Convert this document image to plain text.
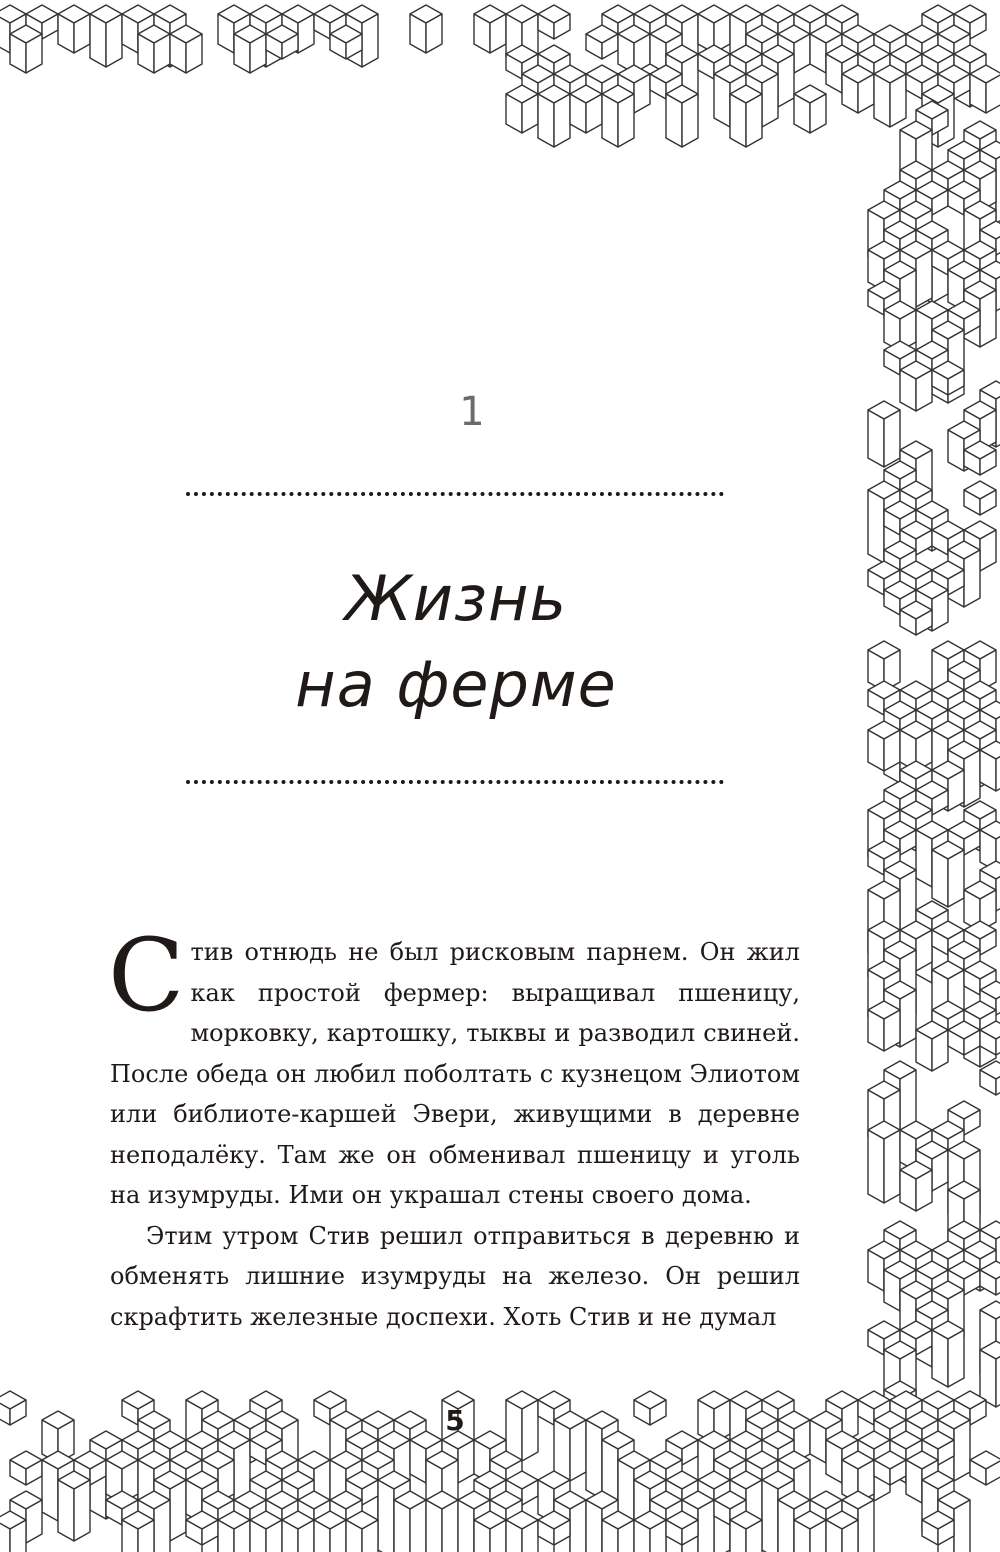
1
Жизнь
на ферме

Стив отнюдь не был рисковым парнем. Он жил как простой фермер: выращивал пшеницу, морковку, картошку, тыквы и разводил свиней. После обеда он любил поболтать с кузнецом Элиотом или библиоте-каршей Эвери, живущими в деревне неподалёку. Там же он обменивал пшеницу и уголь на изумруды. Ими он украшал стены своего дома.

Этим утром Стив решил отправиться в деревню и обменять лишние изумруды на железо. Он решил скрафтить железные доспехи. Хоть Стив и не думал

5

## TASK REQUIREMENTS
Output an exact copy of the material, with the pictures removed.

## WRITTEN RESPONSE
Convert this document image to plain text.
1
Жизнь
на ферме

Стив отнюдь не был рисковым парнем. Он жил как простой фермер: выращивал пшеницу, морковку, картошку, тыквы и разводил свиней. После обеда он любил поболтать с кузнецом Элиотом или библиоте-каршей Эвери, живущими в деревне неподалёку. Там же он обменивал пшеницу и уголь на изумруды. Ими он украшал стены своего дома.

Этим утром Стив решил отправиться в деревню и обменять лишние изумруды на железо. Он решил скрафтить железные доспехи. Хоть Стив и не думал

5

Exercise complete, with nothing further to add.